수집된 데이터 항목
--------------------------------------------------

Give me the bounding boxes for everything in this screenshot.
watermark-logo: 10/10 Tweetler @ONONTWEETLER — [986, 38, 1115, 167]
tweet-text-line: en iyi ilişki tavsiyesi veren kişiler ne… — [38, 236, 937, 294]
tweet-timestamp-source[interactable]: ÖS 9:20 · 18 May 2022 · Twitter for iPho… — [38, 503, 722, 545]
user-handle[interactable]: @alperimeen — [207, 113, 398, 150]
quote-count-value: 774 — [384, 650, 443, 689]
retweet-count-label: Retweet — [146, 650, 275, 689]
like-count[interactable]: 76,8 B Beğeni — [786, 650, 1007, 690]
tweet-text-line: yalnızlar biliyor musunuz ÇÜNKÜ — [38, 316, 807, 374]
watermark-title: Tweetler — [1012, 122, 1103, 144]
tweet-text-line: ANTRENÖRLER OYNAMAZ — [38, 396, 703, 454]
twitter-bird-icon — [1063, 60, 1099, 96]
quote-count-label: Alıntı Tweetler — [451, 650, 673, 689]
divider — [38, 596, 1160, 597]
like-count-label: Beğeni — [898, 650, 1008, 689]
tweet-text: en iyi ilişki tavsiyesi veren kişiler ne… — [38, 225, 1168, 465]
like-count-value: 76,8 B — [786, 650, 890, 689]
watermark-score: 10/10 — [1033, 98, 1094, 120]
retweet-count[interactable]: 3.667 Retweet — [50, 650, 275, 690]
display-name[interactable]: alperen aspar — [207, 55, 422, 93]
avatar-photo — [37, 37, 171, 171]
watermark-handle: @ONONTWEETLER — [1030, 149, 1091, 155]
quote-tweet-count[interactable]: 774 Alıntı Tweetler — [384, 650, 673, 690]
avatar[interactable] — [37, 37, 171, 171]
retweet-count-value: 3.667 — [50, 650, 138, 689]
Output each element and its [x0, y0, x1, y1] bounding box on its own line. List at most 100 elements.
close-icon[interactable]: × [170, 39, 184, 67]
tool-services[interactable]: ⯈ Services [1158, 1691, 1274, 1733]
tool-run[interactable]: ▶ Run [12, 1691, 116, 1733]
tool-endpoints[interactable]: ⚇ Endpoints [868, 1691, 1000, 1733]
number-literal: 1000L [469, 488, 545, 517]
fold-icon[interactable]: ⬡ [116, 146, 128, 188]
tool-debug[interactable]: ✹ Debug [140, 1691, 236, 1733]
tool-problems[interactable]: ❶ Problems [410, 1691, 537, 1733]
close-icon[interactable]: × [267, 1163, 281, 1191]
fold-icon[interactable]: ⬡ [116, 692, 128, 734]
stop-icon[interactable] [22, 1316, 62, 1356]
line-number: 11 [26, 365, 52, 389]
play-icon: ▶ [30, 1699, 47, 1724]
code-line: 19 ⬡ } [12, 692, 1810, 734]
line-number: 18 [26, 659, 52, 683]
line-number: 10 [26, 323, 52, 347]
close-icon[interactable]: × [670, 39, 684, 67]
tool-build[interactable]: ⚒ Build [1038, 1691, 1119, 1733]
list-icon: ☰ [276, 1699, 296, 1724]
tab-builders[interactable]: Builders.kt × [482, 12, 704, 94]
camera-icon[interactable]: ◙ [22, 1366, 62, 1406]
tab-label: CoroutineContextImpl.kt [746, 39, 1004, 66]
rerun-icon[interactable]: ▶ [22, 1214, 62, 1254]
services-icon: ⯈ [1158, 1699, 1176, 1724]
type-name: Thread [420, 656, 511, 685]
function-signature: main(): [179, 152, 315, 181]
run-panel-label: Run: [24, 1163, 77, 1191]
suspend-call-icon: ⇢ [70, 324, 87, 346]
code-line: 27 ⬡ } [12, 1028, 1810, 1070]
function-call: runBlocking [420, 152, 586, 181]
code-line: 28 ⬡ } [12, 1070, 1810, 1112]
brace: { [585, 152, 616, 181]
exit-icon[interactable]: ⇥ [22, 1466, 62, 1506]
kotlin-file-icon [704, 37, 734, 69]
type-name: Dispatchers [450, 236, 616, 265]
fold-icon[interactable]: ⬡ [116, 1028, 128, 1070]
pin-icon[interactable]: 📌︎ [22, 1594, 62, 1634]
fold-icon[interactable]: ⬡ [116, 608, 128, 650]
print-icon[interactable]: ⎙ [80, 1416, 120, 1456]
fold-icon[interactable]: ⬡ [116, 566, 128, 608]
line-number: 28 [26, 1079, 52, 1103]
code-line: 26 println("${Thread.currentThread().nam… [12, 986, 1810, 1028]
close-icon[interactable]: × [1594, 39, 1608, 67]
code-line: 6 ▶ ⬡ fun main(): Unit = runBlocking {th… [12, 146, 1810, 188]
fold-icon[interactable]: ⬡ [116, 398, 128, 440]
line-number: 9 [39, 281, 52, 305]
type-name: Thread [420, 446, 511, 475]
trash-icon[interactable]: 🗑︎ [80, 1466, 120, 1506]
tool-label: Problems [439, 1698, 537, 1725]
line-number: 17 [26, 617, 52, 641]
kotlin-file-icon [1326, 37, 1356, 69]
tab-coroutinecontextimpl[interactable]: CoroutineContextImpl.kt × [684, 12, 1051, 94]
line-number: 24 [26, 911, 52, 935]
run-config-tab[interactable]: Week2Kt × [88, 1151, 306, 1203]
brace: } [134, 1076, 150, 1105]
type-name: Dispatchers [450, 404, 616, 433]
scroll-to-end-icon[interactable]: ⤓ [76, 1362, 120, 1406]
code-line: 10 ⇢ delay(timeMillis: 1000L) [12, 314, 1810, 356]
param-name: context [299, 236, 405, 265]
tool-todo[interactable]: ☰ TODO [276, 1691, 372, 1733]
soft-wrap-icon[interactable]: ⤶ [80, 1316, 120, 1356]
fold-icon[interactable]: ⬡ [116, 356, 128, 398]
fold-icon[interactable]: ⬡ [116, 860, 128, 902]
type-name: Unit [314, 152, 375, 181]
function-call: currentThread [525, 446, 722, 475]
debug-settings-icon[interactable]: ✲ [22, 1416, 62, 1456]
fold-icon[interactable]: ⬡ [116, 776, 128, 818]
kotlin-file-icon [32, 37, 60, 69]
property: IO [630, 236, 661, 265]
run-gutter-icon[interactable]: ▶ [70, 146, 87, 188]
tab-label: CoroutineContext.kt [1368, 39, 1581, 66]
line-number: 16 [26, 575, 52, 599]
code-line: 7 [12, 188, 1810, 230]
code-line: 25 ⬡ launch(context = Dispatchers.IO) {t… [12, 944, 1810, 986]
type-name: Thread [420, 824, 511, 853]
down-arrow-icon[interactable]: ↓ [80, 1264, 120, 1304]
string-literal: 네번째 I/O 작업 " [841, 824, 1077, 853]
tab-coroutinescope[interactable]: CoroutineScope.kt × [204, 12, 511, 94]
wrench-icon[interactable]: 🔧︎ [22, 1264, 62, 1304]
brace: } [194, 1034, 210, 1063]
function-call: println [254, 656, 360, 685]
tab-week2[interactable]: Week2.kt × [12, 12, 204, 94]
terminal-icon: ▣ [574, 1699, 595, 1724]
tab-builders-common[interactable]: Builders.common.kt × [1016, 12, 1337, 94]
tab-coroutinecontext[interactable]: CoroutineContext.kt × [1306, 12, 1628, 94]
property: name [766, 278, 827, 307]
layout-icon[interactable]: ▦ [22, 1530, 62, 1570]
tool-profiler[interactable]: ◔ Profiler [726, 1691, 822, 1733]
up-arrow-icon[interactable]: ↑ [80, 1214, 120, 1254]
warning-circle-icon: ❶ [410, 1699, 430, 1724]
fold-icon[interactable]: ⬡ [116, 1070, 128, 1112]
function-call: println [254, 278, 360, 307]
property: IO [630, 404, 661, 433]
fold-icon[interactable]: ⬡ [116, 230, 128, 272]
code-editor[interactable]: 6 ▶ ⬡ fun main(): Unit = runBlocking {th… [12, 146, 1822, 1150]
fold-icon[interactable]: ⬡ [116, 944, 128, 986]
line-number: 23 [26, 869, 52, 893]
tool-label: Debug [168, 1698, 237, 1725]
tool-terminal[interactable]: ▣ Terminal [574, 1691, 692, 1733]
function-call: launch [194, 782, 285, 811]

--------------------------------------------------

[주어진 요청] 자료의 첫 줄부터 "like-count-label: Beğeni —"가 들어 있는 줄까지, 그 줄을 포함해 전부 그대로 다시 입력하세요.

[작성된 풀이]
Give me the bounding boxes for everything in this screenshot.
watermark-logo: 10/10 Tweetler @ONONTWEETLER — [986, 38, 1115, 167]
tweet-text-line: en iyi ilişki tavsiyesi veren kişiler ne… — [38, 236, 937, 294]
tweet-timestamp-source[interactable]: ÖS 9:20 · 18 May 2022 · Twitter for iPho… — [38, 503, 722, 545]
user-handle[interactable]: @alperimeen — [207, 113, 398, 150]
quote-count-value: 774 — [384, 650, 443, 689]
retweet-count-label: Retweet — [146, 650, 275, 689]
like-count[interactable]: 76,8 B Beğeni — [786, 650, 1007, 690]
tweet-text-line: yalnızlar biliyor musunuz ÇÜNKÜ — [38, 316, 807, 374]
watermark-title: Tweetler — [1012, 122, 1103, 144]
tweet-text-line: ANTRENÖRLER OYNAMAZ — [38, 396, 703, 454]
twitter-bird-icon — [1063, 60, 1099, 96]
quote-count-label: Alıntı Tweetler — [451, 650, 673, 689]
divider — [38, 596, 1160, 597]
like-count-label: Beğeni — [898, 650, 1008, 689]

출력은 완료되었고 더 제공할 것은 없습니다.